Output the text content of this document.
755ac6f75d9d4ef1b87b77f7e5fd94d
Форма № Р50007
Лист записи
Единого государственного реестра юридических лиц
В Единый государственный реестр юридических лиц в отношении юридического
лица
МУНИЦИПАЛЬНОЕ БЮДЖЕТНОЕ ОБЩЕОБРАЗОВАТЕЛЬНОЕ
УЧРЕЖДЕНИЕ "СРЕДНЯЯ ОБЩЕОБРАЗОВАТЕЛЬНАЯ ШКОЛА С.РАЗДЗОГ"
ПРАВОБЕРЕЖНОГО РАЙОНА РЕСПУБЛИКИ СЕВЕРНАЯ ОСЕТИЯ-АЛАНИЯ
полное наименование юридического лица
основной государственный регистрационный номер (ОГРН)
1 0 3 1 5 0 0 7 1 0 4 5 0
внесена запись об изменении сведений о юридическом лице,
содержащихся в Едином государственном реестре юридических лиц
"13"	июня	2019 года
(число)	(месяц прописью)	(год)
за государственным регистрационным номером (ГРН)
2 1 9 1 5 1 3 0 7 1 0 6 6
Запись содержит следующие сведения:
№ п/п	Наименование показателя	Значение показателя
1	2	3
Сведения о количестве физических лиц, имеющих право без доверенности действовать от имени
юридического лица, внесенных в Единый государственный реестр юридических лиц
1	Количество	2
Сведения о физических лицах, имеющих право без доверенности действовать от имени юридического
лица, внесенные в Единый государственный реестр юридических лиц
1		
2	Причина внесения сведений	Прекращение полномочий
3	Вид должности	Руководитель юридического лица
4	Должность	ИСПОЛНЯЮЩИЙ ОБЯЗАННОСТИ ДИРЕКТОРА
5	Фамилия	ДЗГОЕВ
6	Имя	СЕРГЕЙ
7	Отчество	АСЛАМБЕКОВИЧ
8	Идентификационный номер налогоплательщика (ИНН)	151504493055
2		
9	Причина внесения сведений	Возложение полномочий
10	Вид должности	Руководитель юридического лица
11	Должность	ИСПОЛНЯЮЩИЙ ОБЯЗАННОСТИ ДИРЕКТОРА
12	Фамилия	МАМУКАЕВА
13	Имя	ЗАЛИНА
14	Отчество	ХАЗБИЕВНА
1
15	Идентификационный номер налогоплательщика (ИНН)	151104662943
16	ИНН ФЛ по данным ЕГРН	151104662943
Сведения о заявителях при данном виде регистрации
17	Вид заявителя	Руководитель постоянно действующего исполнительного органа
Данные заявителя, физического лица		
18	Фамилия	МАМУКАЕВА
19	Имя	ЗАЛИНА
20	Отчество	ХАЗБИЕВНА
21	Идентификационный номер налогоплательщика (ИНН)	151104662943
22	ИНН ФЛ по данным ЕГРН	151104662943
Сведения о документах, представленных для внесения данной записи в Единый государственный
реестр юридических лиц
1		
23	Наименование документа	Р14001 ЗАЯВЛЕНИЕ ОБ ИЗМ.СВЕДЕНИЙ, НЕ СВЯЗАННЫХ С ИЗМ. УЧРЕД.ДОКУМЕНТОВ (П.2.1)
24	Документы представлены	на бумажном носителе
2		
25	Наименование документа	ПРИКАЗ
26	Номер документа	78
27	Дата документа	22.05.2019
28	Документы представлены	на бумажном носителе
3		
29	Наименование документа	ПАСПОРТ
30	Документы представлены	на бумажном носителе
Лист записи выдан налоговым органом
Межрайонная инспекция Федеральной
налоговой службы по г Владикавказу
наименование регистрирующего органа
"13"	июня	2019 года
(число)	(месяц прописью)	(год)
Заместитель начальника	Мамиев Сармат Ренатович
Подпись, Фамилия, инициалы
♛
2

◆ JOB: Reproduce the records in full, exactly as written.

◆ REPLY:
Output the text content of this document.
755ac6f75d9d4ef1b87b77f7e5fd94d
Форма № Р50007
Лист записи
Единого государственного реестра юридических лиц
В Единый государственный реестр юридических лиц в отношении юридического
лица
МУНИЦИПАЛЬНОЕ БЮДЖЕТНОЕ ОБЩЕОБРАЗОВАТЕЛЬНОЕ
УЧРЕЖДЕНИЕ "СРЕДНЯЯ ОБЩЕОБРАЗОВАТЕЛЬНАЯ ШКОЛА С.РАЗДЗОГ"
ПРАВОБЕРЕЖНОГО РАЙОНА РЕСПУБЛИКИ СЕВЕРНАЯ ОСЕТИЯ-АЛАНИЯ
полное наименование юридического лица
основной государственный регистрационный номер (ОГРН)
1 0 3 1 5 0 0 7 1 0 4 5 0
внесена запись об изменении сведений о юридическом лице,
содержащихся в Едином государственном реестре юридических лиц
"13"	июня	2019 года
(число)	(месяц прописью)	(год)
за государственным регистрационным номером (ГРН)
2 1 9 1 5 1 3 0 7 1 0 6 6
Запись содержит следующие сведения:
№ п/п	Наименование показателя	Значение показателя
1	2	3
Сведения о количестве физических лиц, имеющих право без доверенности действовать от имени
юридического лица, внесенных в Единый государственный реестр юридических лиц
1	Количество	2
Сведения о физических лицах, имеющих право без доверенности действовать от имени юридического
лица, внесенные в Единый государственный реестр юридических лиц
1		
2	Причина внесения сведений	Прекращение полномочий
3	Вид должности	Руководитель юридического лица
4	Должность	ИСПОЛНЯЮЩИЙ ОБЯЗАННОСТИ ДИРЕКТОРА
5	Фамилия	ДЗГОЕВ
6	Имя	СЕРГЕЙ
7	Отчество	АСЛАМБЕКОВИЧ
8	Идентификационный номер налогоплательщика (ИНН)	151504493055
2		
9	Причина внесения сведений	Возложение полномочий
10	Вид должности	Руководитель юридического лица
11	Должность	ИСПОЛНЯЮЩИЙ ОБЯЗАННОСТИ ДИРЕКТОРА
12	Фамилия	МАМУКАЕВА
13	Имя	ЗАЛИНА
14	Отчество	ХАЗБИЕВНА
1
15	Идентификационный номер налогоплательщика (ИНН)	151104662943
16	ИНН ФЛ по данным ЕГРН	151104662943
Сведения о заявителях при данном виде регистрации
17	Вид заявителя	Руководитель постоянно действующего исполнительного органа
Данные заявителя, физического лица		
18	Фамилия	МАМУКАЕВА
19	Имя	ЗАЛИНА
20	Отчество	ХАЗБИЕВНА
21	Идентификационный номер налогоплательщика (ИНН)	151104662943
22	ИНН ФЛ по данным ЕГРН	151104662943
Сведения о документах, представленных для внесения данной записи в Единый государственный
реестр юридических лиц
1		
23	Наименование документа	Р14001 ЗАЯВЛЕНИЕ ОБ ИЗМ.СВЕДЕНИЙ, НЕ СВЯЗАННЫХ С ИЗМ. УЧРЕД.ДОКУМЕНТОВ (П.2.1)
24	Документы представлены	на бумажном носителе
2		
25	Наименование документа	ПРИКАЗ
26	Номер документа	78
27	Дата документа	22.05.2019
28	Документы представлены	на бумажном носителе
3		
29	Наименование документа	ПАСПОРТ
30	Документы представлены	на бумажном носителе
Лист записи выдан налоговым органом
Межрайонная инспекция Федеральной
налоговой службы по г Владикавказу
наименование регистрирующего органа
"13"	июня	2019 года
(число)	(месяц прописью)	(год)
Заместитель начальника	Мамиев Сармат Ренатович
Подпись, Фамилия, инициалы
♛
2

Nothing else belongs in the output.